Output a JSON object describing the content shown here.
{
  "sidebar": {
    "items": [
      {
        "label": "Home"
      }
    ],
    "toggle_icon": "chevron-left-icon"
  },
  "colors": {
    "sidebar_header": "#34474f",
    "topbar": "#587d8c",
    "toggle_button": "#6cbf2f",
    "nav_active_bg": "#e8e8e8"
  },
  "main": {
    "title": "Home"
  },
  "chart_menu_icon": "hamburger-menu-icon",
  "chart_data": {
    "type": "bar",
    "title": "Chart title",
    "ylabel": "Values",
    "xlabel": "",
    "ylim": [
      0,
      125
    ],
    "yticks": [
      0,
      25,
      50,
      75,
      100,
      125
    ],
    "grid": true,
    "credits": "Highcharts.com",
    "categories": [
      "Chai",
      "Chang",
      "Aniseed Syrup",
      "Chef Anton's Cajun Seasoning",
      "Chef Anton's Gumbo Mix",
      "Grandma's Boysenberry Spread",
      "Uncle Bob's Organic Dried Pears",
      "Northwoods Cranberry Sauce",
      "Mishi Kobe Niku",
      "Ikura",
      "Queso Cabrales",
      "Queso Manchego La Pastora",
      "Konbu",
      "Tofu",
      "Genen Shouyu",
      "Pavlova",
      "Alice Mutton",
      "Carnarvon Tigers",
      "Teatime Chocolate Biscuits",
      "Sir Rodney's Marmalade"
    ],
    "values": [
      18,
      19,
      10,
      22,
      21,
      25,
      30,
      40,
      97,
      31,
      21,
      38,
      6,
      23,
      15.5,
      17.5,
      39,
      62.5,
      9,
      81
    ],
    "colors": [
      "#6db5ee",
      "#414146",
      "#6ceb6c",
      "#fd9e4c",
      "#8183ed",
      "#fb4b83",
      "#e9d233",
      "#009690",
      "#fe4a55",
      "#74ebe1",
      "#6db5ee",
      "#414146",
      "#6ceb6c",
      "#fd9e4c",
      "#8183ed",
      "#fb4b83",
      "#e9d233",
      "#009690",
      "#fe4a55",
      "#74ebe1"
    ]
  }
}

▸ **YOUR TASK**:
Repeat the data precisely, reproducing every entry.

▸ **RESULT OF THE EXERCISE**:
Output a JSON object describing the content shown here.
{
  "sidebar": {
    "items": [
      {
        "label": "Home"
      }
    ],
    "toggle_icon": "chevron-left-icon"
  },
  "colors": {
    "sidebar_header": "#34474f",
    "topbar": "#587d8c",
    "toggle_button": "#6cbf2f",
    "nav_active_bg": "#e8e8e8"
  },
  "main": {
    "title": "Home"
  },
  "chart_menu_icon": "hamburger-menu-icon",
  "chart_data": {
    "type": "bar",
    "title": "Chart title",
    "ylabel": "Values",
    "xlabel": "",
    "ylim": [
      0,
      125
    ],
    "yticks": [
      0,
      25,
      50,
      75,
      100,
      125
    ],
    "grid": true,
    "credits": "Highcharts.com",
    "categories": [
      "Chai",
      "Chang",
      "Aniseed Syrup",
      "Chef Anton's Cajun Seasoning",
      "Chef Anton's Gumbo Mix",
      "Grandma's Boysenberry Spread",
      "Uncle Bob's Organic Dried Pears",
      "Northwoods Cranberry Sauce",
      "Mishi Kobe Niku",
      "Ikura",
      "Queso Cabrales",
      "Queso Manchego La Pastora",
      "Konbu",
      "Tofu",
      "Genen Shouyu",
      "Pavlova",
      "Alice Mutton",
      "Carnarvon Tigers",
      "Teatime Chocolate Biscuits",
      "Sir Rodney's Marmalade"
    ],
    "values": [
      18,
      19,
      10,
      22,
      21,
      25,
      30,
      40,
      97,
      31,
      21,
      38,
      6,
      23,
      15.5,
      17.5,
      39,
      62.5,
      9,
      81
    ],
    "colors": [
      "#6db5ee",
      "#414146",
      "#6ceb6c",
      "#fd9e4c",
      "#8183ed",
      "#fb4b83",
      "#e9d233",
      "#009690",
      "#fe4a55",
      "#74ebe1",
      "#6db5ee",
      "#414146",
      "#6ceb6c",
      "#fd9e4c",
      "#8183ed",
      "#fb4b83",
      "#e9d233",
      "#009690",
      "#fe4a55",
      "#74ebe1"
    ]
  }
}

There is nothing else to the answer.